#### TASK OBJECTIVE
Count the lines in the entries below that include the word "heading". Give nothing but the number.

#### DATASET EXTRACT
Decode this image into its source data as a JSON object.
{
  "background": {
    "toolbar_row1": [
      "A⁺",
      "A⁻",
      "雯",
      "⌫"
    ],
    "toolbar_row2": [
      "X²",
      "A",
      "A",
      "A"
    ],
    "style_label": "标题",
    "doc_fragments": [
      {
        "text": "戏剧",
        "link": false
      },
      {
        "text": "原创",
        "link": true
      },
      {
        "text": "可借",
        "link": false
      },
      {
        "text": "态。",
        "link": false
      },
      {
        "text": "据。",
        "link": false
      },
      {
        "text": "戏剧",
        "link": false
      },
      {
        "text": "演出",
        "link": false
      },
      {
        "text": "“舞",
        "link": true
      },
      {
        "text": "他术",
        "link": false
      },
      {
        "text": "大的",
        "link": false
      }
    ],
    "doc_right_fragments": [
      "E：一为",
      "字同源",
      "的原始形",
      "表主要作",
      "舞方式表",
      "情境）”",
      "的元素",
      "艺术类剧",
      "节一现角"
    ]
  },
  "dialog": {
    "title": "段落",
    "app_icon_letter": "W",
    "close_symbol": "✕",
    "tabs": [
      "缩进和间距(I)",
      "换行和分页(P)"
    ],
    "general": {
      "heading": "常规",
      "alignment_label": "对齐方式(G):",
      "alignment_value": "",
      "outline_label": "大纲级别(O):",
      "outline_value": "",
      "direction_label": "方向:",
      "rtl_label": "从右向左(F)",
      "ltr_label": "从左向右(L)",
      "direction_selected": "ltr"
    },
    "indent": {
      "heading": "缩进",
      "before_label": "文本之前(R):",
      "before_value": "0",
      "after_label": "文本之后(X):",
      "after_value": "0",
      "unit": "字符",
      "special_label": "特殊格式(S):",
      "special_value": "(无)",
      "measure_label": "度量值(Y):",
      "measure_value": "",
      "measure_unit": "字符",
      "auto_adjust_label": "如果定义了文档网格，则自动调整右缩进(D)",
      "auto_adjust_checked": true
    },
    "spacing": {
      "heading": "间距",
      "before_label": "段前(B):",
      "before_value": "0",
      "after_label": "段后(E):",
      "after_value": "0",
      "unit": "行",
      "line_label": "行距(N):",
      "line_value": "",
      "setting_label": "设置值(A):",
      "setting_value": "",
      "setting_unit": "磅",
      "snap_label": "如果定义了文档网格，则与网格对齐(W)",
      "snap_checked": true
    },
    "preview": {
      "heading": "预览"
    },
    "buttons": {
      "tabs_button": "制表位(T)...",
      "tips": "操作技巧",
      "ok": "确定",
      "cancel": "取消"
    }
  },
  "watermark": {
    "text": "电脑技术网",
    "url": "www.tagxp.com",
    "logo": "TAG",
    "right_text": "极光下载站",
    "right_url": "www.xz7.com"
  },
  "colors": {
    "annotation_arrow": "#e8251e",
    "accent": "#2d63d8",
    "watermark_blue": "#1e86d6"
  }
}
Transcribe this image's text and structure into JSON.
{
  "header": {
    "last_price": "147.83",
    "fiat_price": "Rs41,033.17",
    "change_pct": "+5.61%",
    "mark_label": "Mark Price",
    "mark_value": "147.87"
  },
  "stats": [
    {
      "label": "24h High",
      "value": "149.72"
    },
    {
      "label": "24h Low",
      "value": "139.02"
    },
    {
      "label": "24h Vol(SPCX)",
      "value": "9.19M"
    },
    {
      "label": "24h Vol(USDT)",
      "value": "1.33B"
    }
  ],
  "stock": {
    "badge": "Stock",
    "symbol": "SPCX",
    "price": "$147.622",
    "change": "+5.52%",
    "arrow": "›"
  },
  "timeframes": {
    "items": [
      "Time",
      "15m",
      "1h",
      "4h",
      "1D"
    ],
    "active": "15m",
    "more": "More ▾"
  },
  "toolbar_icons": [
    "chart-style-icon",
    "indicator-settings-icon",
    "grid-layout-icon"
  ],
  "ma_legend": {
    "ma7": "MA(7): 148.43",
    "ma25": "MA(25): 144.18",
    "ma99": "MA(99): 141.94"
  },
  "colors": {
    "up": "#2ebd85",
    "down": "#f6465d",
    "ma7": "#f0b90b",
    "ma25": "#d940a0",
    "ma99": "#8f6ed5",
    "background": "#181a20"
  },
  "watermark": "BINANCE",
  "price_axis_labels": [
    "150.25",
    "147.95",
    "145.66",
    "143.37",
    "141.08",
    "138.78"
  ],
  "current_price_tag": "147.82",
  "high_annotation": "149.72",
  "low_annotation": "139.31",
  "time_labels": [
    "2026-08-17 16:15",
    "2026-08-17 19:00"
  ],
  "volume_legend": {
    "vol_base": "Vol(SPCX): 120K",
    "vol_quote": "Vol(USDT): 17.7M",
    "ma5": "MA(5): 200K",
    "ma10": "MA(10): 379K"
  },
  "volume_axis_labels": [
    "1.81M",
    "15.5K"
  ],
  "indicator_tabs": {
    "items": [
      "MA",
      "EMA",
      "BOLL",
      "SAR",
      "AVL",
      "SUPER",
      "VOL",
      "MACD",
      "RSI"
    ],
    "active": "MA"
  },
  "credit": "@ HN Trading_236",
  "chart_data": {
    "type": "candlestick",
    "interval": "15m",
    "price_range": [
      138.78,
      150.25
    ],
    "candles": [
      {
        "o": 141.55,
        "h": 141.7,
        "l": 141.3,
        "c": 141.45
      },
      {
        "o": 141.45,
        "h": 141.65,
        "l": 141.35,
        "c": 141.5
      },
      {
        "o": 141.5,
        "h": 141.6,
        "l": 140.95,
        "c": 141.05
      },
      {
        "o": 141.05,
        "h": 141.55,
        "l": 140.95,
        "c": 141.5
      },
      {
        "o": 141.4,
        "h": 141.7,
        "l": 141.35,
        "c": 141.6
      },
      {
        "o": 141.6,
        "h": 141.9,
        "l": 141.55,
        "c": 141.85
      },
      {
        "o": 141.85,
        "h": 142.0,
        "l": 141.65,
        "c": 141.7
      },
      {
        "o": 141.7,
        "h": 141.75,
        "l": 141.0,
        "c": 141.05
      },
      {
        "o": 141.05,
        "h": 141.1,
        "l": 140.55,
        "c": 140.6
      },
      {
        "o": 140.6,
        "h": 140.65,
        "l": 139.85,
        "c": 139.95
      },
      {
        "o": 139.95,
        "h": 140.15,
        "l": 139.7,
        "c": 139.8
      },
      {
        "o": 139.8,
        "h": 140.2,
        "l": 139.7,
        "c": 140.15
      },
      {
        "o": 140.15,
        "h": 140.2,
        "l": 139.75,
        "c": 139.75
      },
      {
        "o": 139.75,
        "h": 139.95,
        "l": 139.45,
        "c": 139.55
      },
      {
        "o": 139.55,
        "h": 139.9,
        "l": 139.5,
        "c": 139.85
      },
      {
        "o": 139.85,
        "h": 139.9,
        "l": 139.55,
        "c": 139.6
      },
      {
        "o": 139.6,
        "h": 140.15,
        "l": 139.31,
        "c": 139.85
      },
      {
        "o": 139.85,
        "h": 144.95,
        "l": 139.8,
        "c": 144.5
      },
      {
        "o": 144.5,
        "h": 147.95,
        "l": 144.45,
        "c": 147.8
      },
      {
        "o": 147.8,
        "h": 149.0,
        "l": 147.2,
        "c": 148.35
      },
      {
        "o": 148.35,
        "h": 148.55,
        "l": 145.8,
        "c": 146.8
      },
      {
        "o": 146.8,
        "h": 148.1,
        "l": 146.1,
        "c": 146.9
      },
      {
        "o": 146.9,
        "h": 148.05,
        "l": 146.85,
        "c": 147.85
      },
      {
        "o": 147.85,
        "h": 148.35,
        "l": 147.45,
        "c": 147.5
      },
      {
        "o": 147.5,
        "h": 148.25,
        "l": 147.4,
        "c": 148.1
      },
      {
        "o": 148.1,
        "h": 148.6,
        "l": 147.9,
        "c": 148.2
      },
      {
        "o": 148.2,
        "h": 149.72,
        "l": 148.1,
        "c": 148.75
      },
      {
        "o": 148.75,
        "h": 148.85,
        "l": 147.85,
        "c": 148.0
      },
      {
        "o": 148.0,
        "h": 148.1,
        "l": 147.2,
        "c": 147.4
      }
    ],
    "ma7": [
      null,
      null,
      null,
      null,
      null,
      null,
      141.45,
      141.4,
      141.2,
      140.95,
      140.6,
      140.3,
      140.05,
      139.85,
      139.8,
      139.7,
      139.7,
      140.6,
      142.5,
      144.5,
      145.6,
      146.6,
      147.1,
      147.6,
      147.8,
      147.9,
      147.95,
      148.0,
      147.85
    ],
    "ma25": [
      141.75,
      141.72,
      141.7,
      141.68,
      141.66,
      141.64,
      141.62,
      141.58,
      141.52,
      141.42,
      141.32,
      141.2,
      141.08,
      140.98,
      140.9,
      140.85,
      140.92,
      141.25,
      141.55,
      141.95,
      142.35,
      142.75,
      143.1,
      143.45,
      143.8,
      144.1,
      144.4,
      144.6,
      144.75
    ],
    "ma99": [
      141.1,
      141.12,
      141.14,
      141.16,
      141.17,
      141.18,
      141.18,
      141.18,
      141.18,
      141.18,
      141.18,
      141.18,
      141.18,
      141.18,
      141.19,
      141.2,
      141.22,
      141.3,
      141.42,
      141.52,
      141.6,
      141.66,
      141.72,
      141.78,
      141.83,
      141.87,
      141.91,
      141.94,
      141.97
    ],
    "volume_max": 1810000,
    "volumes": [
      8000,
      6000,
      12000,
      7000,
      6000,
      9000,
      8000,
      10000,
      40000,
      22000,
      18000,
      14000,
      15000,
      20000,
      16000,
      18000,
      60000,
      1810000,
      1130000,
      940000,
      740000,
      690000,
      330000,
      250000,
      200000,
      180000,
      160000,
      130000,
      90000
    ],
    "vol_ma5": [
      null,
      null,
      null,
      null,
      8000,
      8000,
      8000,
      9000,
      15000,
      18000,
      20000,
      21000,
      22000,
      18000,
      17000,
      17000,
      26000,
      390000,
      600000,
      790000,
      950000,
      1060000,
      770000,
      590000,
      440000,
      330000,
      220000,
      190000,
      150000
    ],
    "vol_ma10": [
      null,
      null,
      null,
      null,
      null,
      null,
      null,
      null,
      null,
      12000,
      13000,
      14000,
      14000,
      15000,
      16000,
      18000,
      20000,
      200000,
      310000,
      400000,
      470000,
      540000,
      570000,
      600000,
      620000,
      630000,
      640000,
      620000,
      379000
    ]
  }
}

#### SOLUTION
4